[Set exercise]
Render the data lines from the one containing "legend-line-incandescent [66, 523, 113, 525]" through the one containing "y-tick-label: 40 [33, 255, 50, 272]" as a JSON list of strings, one string per line, leaving out any blank lines.

** Start Record list **

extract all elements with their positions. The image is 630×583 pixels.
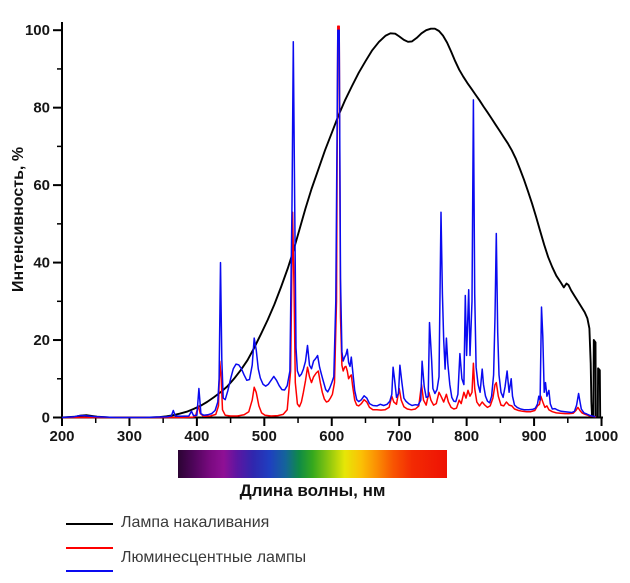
legend-line-incandescent [66, 523, 113, 525]
legend-line-fluorescent-blue [66, 570, 113, 572]
y-tick-label: 100 [25, 22, 50, 39]
visible-spectrum-colorbar [178, 450, 447, 478]
x-tick-label: 900 [522, 428, 547, 445]
series-incandescent [61, 27, 602, 419]
x-tick-label: 1000 [585, 428, 618, 445]
x-tick-label: 800 [454, 428, 479, 445]
legend-label-incandescent: Лампа накаливания [121, 514, 270, 531]
series-fluorescent-red [62, 25, 597, 419]
x-tick-label: 500 [252, 428, 277, 445]
y-tick-label: 60 [33, 177, 50, 194]
x-tick-label: 200 [49, 428, 74, 445]
series-fluorescent-blue [61, 29, 596, 419]
x-tick-label: 300 [117, 428, 142, 445]
x-tick-label: 400 [184, 428, 209, 445]
legend-label-fluorescent: Люминесцентные лампы [121, 549, 307, 566]
x-tick-label: 600 [319, 428, 344, 445]
y-tick-label: 20 [33, 332, 50, 349]
x-axis-title: Длина волны, нм [239, 481, 386, 500]
y-tick-label: 80 [33, 100, 50, 117]
x-tick-label: 700 [387, 428, 412, 445]
y-tick-label: 0 [42, 410, 50, 427]
y-tick-label: 40 [33, 255, 50, 272]
spectrum-plot: 200 300 400 500 600 700 800 900 1000 0 20 40 60 80 100 [25, 22, 618, 445]
legend-line-fluorescent-red [66, 547, 113, 549]
y-axis-title: Интенсивность, % [10, 146, 27, 292]
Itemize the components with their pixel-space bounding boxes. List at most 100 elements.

** End Record list **

[Response to this exercise]
[
  "legend-line-incandescent [66, 523, 113, 525]",
  "legend-line-fluorescent-blue [66, 570, 113, 572]",
  "y-tick-label: 100 [25, 22, 50, 39]",
  "visible-spectrum-colorbar [178, 450, 447, 478]",
  "x-tick-label: 900 [522, 428, 547, 445]",
  "series-incandescent [61, 27, 602, 419]",
  "x-tick-label: 1000 [585, 428, 618, 445]",
  "x-tick-label: 800 [454, 428, 479, 445]",
  "legend-label-incandescent: Лампа накаливания [121, 514, 270, 531]",
  "series-fluorescent-red [62, 25, 597, 419]",
  "x-tick-label: 500 [252, 428, 277, 445]",
  "y-tick-label: 60 [33, 177, 50, 194]",
  "x-tick-label: 200 [49, 428, 74, 445]",
  "series-fluorescent-blue [61, 29, 596, 419]",
  "x-tick-label: 300 [117, 428, 142, 445]",
  "x-tick-label: 400 [184, 428, 209, 445]",
  "legend-label-fluorescent: Люминесцентные лампы [121, 549, 307, 566]",
  "x-tick-label: 600 [319, 428, 344, 445]",
  "y-tick-label: 20 [33, 332, 50, 349]",
  "x-axis-title: Длина волны, нм [239, 481, 386, 500]",
  "y-tick-label: 80 [33, 100, 50, 117]",
  "x-tick-label: 700 [387, 428, 412, 445]",
  "y-tick-label: 0 [42, 410, 50, 427]",
  "y-tick-label: 40 [33, 255, 50, 272]"
]